[Work to be completed]
Search the listing below for the word "función" and copy each line that holds it.

++++++++

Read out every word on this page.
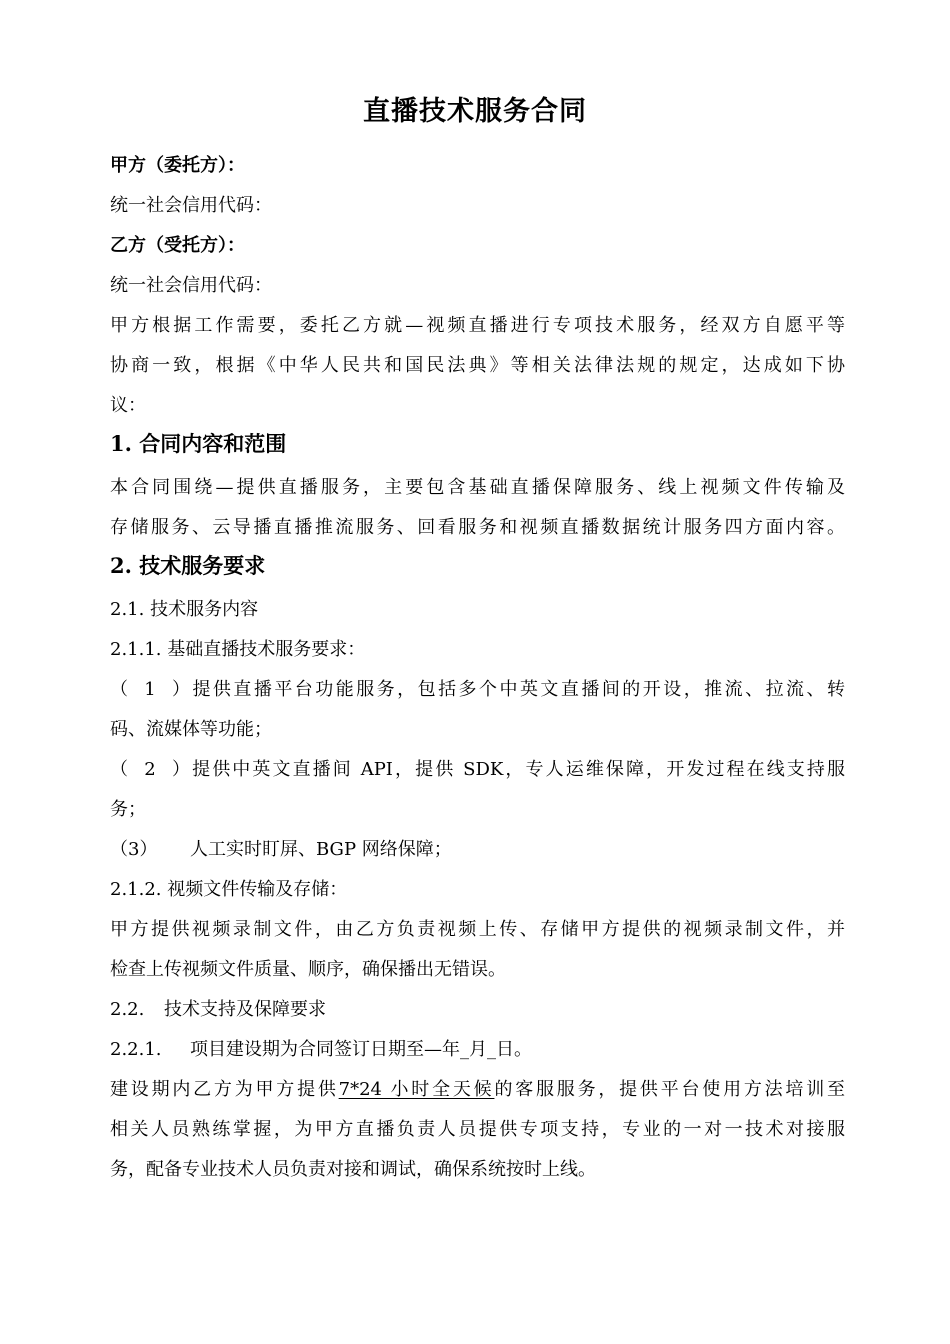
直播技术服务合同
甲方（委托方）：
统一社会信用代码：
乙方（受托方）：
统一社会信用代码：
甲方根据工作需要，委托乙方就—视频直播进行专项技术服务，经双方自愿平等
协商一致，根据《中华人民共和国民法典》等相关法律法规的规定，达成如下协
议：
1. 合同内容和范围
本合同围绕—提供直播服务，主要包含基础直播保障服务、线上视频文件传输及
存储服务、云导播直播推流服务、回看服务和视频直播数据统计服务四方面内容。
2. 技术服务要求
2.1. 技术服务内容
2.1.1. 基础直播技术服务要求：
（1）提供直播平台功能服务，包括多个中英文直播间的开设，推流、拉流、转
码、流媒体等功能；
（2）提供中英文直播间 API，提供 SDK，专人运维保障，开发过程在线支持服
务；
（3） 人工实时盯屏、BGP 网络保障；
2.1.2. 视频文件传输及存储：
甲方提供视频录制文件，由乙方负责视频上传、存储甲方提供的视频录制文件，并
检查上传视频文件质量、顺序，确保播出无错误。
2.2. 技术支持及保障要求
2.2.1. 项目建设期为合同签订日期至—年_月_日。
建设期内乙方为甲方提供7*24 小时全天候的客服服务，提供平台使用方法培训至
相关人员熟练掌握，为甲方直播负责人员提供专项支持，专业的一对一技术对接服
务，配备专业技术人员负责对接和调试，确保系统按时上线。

++++++++

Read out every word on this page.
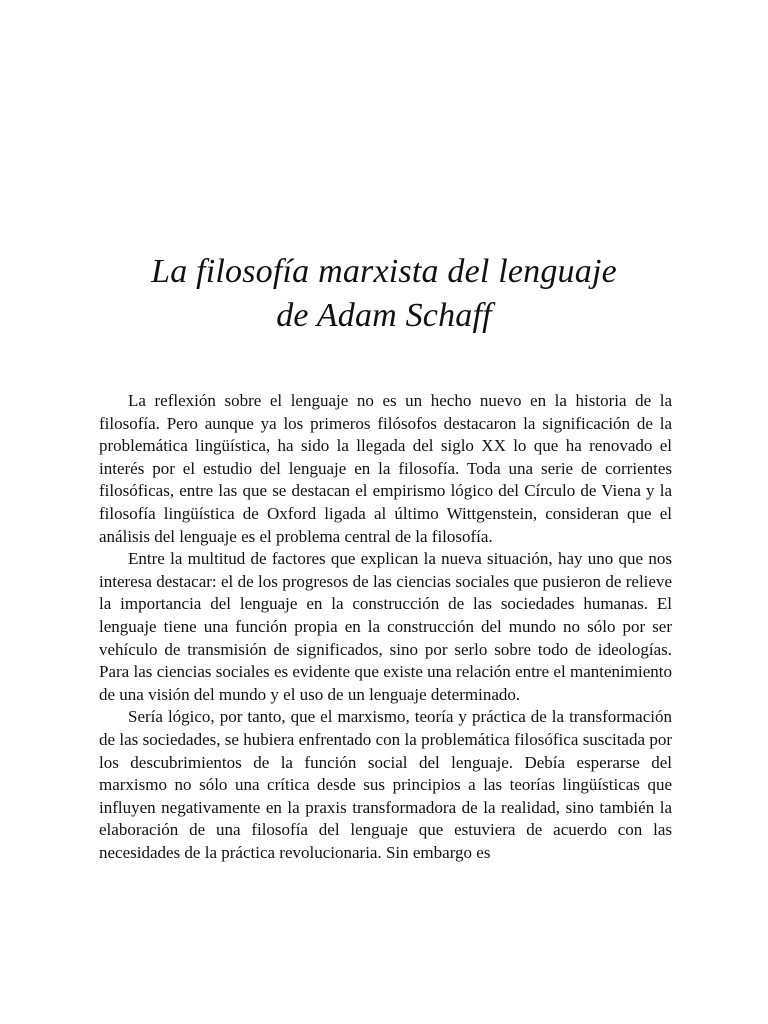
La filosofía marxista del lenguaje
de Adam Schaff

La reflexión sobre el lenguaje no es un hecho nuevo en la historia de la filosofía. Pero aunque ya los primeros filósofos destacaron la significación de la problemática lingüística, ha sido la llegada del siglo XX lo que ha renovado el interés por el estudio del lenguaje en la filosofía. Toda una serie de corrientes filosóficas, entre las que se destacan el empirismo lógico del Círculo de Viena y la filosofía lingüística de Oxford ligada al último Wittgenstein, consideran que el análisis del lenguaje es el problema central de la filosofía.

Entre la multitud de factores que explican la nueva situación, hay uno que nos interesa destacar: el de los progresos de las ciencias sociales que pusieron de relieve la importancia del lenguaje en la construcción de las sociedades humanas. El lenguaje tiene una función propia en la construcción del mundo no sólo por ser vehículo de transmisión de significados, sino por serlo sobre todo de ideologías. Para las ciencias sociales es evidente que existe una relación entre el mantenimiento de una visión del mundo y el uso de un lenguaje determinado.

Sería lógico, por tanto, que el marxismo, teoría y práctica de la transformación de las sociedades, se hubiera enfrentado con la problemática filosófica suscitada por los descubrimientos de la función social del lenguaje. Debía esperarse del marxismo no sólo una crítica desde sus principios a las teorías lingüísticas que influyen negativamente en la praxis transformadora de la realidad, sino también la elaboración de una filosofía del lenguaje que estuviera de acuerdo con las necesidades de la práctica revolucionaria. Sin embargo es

++++++++

[The solution]
Entre la multitud de factores que explican la nueva situación, hay uno que nos interesa destacar: el de los progresos de las ciencias sociales que pusieron de relieve la importancia del lenguaje en la construcción de las sociedades humanas. El lenguaje tiene una función propia en la construcción del mundo no sólo por ser vehículo de transmisión de significados, sino por serlo sobre todo de ideologías. Para las ciencias sociales es evidente que existe una relación entre el mantenimiento de una visión del mundo y el uso de un lenguaje determinado.
Sería lógico, por tanto, que el marxismo, teoría y práctica de la transformación de las sociedades, se hubiera enfrentado con la problemática filosófica suscitada por los descubrimientos de la función social del lenguaje. Debía esperarse del marxismo no sólo una crítica desde sus principios a las teorías lingüísticas que influyen negativamente en la praxis transformadora de la realidad, sino también la elaboración de una filosofía del lenguaje que estuviera de acuerdo con las necesidades de la práctica revolucionaria. Sin embargo es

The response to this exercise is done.